Exactly repeat the full listing that follows.

Some records
:::

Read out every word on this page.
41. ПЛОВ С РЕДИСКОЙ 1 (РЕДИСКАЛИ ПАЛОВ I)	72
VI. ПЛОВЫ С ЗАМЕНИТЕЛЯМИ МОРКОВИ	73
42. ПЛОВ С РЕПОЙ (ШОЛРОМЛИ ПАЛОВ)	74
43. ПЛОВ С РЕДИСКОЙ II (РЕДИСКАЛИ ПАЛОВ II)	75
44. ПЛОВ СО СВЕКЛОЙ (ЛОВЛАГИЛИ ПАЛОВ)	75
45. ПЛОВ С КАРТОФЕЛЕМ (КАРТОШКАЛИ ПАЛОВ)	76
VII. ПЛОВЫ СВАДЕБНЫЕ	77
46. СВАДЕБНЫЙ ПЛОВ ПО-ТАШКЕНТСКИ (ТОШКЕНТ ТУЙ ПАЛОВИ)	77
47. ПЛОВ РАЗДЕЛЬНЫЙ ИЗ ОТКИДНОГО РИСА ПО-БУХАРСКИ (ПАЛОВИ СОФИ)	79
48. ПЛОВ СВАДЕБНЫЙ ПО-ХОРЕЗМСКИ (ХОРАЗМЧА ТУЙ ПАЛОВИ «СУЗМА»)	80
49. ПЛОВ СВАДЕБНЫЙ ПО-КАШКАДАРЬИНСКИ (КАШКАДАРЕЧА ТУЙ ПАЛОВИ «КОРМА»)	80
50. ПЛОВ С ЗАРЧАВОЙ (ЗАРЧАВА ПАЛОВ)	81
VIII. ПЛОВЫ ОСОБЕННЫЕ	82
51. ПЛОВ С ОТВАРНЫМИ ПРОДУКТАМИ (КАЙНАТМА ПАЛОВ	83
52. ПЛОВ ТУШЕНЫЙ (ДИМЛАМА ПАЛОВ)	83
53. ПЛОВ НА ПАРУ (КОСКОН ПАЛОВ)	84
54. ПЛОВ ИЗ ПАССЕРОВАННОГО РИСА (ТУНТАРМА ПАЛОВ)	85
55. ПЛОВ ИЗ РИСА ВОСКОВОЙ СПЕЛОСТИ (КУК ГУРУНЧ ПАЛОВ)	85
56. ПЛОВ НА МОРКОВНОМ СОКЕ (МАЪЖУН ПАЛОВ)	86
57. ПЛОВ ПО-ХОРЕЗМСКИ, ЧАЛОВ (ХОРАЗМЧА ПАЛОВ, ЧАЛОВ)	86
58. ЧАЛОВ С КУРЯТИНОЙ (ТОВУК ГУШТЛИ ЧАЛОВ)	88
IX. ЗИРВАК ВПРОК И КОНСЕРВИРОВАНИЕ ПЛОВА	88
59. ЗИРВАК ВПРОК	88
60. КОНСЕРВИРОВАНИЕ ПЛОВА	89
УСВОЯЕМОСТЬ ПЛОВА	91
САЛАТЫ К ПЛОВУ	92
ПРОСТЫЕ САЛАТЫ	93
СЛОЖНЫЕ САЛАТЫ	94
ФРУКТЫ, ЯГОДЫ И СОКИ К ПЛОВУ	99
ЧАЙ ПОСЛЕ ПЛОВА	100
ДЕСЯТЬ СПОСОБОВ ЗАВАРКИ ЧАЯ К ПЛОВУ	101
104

:::

● Reply
Read out every word on this page.
41. ПЛОВ С РЕДИСКОЙ 1 (РЕДИСКАЛИ ПАЛОВ I)	72
VI. ПЛОВЫ С ЗАМЕНИТЕЛЯМИ МОРКОВИ	73
42. ПЛОВ С РЕПОЙ (ШОЛРОМЛИ ПАЛОВ)	74
43. ПЛОВ С РЕДИСКОЙ II (РЕДИСКАЛИ ПАЛОВ II)	75
44. ПЛОВ СО СВЕКЛОЙ (ЛОВЛАГИЛИ ПАЛОВ)	75
45. ПЛОВ С КАРТОФЕЛЕМ (КАРТОШКАЛИ ПАЛОВ)	76
VII. ПЛОВЫ СВАДЕБНЫЕ	77
46. СВАДЕБНЫЙ ПЛОВ ПО-ТАШКЕНТСКИ (ТОШКЕНТ ТУЙ ПАЛОВИ)	77
47. ПЛОВ РАЗДЕЛЬНЫЙ ИЗ ОТКИДНОГО РИСА ПО-БУХАРСКИ (ПАЛОВИ СОФИ)	79
48. ПЛОВ СВАДЕБНЫЙ ПО-ХОРЕЗМСКИ (ХОРАЗМЧА ТУЙ ПАЛОВИ «СУЗМА»)	80
49. ПЛОВ СВАДЕБНЫЙ ПО-КАШКАДАРЬИНСКИ (КАШКАДАРЕЧА ТУЙ ПАЛОВИ «КОРМА»)	80
50. ПЛОВ С ЗАРЧАВОЙ (ЗАРЧАВА ПАЛОВ)	81
VIII. ПЛОВЫ ОСОБЕННЫЕ	82
51. ПЛОВ С ОТВАРНЫМИ ПРОДУКТАМИ (КАЙНАТМА ПАЛОВ	83
52. ПЛОВ ТУШЕНЫЙ (ДИМЛАМА ПАЛОВ)	83
53. ПЛОВ НА ПАРУ (КОСКОН ПАЛОВ)	84
54. ПЛОВ ИЗ ПАССЕРОВАННОГО РИСА (ТУНТАРМА ПАЛОВ)	85
55. ПЛОВ ИЗ РИСА ВОСКОВОЙ СПЕЛОСТИ (КУК ГУРУНЧ ПАЛОВ)	85
56. ПЛОВ НА МОРКОВНОМ СОКЕ (МАЪЖУН ПАЛОВ)	86
57. ПЛОВ ПО-ХОРЕЗМСКИ, ЧАЛОВ (ХОРАЗМЧА ПАЛОВ, ЧАЛОВ)	86
58. ЧАЛОВ С КУРЯТИНОЙ (ТОВУК ГУШТЛИ ЧАЛОВ)	88
IX. ЗИРВАК ВПРОК И КОНСЕРВИРОВАНИЕ ПЛОВА	88
59. ЗИРВАК ВПРОК	88
60. КОНСЕРВИРОВАНИЕ ПЛОВА	89
УСВОЯЕМОСТЬ ПЛОВА	91
САЛАТЫ К ПЛОВУ	92
ПРОСТЫЕ САЛАТЫ	93
СЛОЖНЫЕ САЛАТЫ	94
ФРУКТЫ, ЯГОДЫ И СОКИ К ПЛОВУ	99
ЧАЙ ПОСЛЕ ПЛОВА	100
ДЕСЯТЬ СПОСОБОВ ЗАВАРКИ ЧАЯ К ПЛОВУ	101
104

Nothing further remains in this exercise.